SHORT EXERCISE. Look through the material below and count the lines with the string "image". Report only the count.
··· SUPPLIED MATERIAL ···
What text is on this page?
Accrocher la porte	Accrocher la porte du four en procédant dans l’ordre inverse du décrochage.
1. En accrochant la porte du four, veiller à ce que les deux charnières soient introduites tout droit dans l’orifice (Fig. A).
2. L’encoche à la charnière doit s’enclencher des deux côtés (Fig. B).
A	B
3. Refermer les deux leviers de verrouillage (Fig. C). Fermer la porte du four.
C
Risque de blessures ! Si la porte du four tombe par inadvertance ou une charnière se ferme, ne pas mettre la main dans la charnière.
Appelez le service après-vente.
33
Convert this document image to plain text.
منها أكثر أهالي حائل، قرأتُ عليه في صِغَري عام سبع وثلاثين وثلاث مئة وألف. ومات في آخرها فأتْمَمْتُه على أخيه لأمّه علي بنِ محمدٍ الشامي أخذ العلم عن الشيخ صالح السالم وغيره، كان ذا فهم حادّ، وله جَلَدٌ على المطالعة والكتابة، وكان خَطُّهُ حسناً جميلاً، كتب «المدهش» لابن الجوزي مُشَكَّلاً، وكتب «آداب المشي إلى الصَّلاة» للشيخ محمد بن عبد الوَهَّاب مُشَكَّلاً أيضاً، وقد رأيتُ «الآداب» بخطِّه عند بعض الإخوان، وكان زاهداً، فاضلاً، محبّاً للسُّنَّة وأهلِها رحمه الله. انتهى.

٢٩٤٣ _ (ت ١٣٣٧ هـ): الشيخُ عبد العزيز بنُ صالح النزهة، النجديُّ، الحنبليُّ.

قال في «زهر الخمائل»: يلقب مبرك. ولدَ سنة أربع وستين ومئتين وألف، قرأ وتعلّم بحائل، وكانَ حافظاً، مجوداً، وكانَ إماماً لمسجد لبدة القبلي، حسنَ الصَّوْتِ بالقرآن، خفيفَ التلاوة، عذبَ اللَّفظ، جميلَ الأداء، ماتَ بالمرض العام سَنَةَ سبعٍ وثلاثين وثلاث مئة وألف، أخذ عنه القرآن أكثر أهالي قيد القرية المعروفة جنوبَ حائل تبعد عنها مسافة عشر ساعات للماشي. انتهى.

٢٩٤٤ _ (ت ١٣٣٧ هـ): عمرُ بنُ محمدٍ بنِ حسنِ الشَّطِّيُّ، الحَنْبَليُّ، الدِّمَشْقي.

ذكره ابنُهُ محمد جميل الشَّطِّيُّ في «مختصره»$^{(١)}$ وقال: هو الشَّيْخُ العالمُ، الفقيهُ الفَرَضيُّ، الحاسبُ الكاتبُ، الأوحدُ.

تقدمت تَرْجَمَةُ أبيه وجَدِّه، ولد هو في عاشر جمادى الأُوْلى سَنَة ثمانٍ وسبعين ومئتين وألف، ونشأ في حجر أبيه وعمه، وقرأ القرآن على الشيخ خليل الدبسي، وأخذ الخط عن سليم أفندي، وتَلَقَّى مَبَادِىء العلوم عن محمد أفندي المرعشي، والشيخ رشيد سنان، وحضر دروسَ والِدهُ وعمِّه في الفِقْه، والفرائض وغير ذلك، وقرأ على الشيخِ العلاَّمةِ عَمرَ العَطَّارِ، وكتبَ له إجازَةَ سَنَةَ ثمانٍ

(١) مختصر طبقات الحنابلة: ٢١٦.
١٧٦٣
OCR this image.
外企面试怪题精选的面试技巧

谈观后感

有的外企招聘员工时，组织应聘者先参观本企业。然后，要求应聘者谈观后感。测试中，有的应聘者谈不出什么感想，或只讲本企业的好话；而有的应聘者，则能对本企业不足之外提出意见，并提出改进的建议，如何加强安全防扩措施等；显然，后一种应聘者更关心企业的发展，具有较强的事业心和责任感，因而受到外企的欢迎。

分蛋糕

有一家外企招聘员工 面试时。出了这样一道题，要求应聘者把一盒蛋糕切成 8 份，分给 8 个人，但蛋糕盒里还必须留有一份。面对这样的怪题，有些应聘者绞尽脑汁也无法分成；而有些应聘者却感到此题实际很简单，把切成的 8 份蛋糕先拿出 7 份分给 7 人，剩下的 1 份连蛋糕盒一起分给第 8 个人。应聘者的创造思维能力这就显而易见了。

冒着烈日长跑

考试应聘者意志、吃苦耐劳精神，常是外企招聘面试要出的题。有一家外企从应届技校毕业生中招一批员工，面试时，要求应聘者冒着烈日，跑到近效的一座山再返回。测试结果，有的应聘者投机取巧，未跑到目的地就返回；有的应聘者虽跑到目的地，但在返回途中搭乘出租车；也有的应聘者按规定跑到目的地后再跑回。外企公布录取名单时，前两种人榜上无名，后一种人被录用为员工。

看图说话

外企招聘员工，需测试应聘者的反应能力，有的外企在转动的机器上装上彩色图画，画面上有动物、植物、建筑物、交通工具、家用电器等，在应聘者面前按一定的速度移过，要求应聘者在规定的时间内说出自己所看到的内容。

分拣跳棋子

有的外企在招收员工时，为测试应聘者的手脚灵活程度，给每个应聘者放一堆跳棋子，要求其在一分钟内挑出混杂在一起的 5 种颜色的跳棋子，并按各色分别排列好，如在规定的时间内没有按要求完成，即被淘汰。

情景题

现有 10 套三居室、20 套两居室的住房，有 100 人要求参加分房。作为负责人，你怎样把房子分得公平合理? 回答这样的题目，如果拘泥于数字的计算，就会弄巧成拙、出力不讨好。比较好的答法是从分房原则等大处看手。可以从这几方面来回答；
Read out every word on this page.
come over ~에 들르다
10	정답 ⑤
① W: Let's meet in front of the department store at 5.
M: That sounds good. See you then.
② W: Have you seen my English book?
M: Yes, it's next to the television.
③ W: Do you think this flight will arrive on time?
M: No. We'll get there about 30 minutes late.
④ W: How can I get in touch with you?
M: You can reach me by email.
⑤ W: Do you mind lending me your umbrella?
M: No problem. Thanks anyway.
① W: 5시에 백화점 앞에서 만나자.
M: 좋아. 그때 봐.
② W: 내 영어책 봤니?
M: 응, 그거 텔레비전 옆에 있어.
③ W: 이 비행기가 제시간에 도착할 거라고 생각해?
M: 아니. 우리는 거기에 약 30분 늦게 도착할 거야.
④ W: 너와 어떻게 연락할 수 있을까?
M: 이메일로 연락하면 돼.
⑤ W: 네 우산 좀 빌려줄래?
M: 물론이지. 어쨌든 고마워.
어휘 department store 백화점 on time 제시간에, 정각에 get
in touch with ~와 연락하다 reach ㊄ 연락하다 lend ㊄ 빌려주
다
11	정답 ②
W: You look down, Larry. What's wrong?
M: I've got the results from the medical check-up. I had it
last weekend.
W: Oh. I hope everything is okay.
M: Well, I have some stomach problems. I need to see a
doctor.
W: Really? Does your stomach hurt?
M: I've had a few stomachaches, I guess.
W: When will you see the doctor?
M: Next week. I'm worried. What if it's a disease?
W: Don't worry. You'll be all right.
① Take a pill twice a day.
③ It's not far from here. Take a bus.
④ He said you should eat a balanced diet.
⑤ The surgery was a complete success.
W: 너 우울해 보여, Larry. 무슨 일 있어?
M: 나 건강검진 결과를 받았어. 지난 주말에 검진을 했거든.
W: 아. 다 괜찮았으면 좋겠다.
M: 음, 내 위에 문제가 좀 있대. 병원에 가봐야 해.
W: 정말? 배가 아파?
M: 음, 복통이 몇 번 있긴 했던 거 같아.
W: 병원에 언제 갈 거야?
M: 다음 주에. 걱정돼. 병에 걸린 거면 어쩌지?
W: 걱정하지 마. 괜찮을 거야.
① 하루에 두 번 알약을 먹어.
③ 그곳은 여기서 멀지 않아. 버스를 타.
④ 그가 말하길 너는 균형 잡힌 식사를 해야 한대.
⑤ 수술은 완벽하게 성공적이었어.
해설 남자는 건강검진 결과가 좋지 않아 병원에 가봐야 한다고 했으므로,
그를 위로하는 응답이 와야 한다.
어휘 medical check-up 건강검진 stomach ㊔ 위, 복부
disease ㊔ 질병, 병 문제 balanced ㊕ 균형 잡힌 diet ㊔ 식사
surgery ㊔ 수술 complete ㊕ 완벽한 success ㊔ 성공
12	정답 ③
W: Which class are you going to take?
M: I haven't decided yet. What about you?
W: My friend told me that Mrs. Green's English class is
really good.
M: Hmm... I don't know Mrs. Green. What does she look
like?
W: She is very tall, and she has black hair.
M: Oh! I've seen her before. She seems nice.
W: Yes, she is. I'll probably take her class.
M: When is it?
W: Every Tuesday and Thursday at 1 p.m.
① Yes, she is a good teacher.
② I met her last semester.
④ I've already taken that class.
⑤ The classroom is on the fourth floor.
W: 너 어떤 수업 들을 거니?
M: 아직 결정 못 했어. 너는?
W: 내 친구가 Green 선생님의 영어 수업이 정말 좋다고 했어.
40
···
ANSWER TO THE TASK. 2